-- begin MATERIAL SHOWN --

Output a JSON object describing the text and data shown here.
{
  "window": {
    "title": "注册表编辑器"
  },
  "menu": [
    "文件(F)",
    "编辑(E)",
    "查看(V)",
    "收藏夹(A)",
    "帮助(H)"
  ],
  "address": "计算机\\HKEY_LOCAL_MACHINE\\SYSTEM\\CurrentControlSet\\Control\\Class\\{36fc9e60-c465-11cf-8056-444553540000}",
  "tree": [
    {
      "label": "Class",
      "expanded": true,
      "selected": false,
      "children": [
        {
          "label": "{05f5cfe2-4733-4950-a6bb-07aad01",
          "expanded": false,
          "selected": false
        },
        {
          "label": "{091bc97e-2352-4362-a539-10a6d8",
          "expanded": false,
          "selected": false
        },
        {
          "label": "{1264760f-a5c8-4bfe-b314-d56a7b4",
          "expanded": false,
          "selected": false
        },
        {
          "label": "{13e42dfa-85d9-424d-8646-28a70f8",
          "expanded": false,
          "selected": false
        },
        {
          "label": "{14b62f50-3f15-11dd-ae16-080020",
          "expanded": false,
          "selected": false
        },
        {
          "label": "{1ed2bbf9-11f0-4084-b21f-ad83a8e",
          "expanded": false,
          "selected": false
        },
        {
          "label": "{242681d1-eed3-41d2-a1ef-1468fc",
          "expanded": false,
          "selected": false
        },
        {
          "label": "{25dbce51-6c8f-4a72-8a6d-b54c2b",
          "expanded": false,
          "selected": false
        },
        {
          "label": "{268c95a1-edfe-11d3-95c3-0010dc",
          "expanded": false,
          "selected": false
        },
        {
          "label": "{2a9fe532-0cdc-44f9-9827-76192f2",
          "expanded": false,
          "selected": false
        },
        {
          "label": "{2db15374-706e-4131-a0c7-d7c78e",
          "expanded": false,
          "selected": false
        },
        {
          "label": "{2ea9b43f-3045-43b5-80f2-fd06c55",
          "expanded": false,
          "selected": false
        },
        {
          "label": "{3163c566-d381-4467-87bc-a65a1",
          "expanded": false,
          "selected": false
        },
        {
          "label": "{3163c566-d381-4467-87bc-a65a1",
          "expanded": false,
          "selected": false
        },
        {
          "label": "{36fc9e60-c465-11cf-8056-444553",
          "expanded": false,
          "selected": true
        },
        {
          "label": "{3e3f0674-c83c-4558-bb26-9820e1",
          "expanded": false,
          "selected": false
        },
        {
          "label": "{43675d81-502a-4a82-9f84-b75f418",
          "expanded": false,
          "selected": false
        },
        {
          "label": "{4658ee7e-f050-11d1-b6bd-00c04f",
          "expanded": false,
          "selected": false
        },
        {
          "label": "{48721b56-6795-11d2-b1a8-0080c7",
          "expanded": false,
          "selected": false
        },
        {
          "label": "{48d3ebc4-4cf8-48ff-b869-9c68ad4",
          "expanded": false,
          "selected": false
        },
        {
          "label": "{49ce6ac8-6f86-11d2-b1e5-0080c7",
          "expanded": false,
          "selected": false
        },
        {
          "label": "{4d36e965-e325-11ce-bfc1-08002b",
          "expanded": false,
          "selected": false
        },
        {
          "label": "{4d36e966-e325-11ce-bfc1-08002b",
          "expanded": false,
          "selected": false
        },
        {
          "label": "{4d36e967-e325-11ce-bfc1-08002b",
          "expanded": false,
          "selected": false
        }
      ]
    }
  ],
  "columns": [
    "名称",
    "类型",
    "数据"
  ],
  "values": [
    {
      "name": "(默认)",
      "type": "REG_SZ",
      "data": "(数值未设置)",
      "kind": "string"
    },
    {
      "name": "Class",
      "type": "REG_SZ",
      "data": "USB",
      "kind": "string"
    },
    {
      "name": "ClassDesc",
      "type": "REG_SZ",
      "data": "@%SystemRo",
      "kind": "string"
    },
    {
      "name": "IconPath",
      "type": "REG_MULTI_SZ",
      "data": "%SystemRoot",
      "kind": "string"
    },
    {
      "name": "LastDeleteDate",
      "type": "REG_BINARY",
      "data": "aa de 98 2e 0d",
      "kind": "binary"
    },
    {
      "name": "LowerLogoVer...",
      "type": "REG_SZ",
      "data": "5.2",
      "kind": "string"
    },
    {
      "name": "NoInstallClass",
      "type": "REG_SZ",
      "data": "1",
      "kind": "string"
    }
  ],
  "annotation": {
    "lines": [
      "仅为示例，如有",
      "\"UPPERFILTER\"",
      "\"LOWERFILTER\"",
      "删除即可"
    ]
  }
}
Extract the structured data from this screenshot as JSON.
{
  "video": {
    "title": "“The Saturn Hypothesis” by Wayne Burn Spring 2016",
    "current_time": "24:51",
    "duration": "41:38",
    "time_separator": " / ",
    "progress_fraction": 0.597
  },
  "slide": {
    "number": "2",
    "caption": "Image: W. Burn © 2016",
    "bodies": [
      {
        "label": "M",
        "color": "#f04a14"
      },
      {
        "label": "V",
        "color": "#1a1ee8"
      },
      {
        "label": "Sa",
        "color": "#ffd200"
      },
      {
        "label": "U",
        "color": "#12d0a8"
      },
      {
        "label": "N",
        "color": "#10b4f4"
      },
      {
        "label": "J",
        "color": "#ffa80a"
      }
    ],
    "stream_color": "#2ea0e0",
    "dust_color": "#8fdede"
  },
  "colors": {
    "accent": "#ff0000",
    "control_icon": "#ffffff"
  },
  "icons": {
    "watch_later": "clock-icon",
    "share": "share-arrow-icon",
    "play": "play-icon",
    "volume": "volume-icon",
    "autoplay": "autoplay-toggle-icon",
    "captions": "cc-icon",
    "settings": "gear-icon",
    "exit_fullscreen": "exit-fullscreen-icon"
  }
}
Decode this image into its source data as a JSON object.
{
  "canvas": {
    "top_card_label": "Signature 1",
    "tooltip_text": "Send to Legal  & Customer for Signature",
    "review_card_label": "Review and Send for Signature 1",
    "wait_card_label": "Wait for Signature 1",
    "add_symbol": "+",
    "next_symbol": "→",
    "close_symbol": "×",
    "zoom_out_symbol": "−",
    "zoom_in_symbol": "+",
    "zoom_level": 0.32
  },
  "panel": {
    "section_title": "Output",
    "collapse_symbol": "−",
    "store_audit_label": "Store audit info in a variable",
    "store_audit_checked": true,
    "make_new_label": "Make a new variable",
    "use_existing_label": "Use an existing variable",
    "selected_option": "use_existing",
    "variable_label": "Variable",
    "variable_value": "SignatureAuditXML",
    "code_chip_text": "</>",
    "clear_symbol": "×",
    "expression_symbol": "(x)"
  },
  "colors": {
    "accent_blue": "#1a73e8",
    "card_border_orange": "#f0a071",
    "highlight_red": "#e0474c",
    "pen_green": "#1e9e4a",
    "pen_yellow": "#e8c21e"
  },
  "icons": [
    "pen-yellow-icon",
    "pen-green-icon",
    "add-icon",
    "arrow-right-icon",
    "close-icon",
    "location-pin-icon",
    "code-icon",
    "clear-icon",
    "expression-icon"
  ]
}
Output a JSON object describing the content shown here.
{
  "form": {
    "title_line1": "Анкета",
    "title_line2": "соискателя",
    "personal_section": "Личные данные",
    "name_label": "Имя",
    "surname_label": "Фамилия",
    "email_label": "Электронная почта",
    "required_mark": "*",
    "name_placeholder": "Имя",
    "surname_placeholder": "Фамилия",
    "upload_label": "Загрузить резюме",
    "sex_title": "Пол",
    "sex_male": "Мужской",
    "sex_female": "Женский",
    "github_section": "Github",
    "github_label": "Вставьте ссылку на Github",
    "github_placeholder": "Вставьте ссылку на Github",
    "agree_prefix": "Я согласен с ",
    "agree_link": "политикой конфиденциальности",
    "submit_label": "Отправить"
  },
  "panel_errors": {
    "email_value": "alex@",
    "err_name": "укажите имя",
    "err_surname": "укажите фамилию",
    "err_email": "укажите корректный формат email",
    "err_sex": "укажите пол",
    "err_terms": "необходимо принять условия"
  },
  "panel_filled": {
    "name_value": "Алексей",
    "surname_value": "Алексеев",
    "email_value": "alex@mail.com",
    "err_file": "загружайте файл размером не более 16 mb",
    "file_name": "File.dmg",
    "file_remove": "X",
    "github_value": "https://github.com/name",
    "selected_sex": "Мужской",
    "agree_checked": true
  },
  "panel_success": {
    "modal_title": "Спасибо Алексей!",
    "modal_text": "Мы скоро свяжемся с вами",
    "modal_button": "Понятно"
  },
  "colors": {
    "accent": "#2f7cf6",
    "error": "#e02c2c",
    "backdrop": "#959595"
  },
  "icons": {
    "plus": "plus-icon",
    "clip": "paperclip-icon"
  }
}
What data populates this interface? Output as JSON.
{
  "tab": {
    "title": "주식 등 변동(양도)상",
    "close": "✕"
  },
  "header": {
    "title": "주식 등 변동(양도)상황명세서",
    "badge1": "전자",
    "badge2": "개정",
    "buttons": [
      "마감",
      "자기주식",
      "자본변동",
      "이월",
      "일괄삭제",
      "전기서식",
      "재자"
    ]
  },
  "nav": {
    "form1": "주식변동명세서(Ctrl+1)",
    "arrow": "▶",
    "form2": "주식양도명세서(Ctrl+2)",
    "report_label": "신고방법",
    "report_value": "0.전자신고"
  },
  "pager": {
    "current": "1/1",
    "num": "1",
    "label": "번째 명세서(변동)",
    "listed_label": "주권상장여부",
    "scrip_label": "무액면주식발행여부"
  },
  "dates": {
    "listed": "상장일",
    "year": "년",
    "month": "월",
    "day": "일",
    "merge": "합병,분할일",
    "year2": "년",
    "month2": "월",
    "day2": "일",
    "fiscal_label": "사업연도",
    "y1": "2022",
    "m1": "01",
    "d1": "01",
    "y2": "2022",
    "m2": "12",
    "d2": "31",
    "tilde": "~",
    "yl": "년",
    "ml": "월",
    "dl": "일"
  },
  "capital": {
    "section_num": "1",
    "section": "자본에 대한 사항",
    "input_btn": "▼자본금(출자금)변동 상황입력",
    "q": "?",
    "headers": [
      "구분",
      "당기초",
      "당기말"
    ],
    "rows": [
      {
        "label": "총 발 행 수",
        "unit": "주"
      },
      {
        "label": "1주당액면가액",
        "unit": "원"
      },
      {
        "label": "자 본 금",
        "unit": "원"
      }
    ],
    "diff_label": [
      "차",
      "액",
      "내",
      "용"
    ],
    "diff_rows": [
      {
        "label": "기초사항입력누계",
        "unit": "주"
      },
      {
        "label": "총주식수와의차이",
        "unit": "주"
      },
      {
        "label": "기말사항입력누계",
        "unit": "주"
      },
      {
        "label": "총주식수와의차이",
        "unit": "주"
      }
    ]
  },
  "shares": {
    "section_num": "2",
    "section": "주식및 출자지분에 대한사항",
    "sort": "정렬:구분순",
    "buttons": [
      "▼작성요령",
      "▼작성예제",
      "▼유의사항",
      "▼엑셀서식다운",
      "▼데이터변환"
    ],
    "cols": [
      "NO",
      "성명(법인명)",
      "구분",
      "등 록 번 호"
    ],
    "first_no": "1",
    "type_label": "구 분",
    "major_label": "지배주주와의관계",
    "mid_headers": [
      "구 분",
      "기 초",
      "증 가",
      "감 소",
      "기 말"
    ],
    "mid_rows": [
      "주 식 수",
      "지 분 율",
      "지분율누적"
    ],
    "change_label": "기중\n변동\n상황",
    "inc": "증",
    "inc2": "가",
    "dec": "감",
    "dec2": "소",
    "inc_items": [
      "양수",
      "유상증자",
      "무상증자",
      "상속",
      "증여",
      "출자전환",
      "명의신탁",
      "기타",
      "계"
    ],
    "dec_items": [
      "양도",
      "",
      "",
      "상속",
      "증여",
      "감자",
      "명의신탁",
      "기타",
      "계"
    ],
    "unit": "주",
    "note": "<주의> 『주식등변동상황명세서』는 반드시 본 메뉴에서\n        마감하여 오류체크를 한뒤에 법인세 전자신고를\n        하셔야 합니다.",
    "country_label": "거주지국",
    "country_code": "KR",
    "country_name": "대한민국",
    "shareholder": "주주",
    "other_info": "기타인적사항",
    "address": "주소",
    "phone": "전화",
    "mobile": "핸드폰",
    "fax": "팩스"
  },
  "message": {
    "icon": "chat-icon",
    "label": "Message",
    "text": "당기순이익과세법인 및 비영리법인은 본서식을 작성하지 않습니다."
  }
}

-- end MATERIAL SHOWN --

TO DO. Tally up the lines holding the string "укажите" in this listing, and report the total alone.

OUTPUT. 4